* begin PROVIDED DATA *

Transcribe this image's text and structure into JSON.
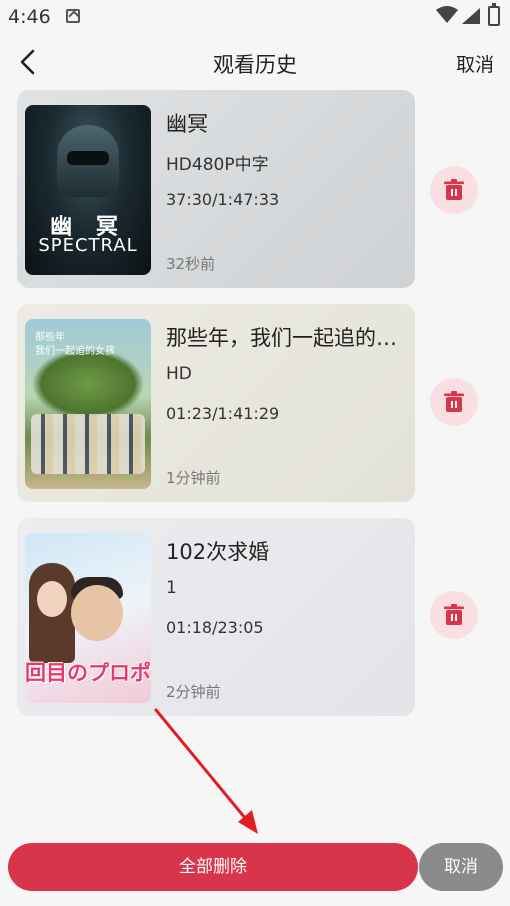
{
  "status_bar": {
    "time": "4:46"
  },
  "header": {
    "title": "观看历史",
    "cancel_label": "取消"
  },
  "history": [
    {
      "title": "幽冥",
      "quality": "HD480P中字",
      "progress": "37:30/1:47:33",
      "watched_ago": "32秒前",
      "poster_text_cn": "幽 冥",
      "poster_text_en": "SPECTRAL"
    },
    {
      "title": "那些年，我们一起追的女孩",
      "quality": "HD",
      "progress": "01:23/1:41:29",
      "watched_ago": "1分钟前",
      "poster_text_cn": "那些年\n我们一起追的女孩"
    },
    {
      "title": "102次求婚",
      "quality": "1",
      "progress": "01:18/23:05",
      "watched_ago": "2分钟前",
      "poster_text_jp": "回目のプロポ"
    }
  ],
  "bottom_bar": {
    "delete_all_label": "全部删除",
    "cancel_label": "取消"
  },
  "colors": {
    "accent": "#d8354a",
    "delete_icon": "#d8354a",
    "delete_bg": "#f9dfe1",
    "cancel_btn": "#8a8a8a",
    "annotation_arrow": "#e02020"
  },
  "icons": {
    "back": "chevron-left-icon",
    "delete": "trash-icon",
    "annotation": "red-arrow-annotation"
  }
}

* end PROVIDED DATA *

State the number of lines above that hold the string "progress", with nothing added.

[TASK RESPONSE] 3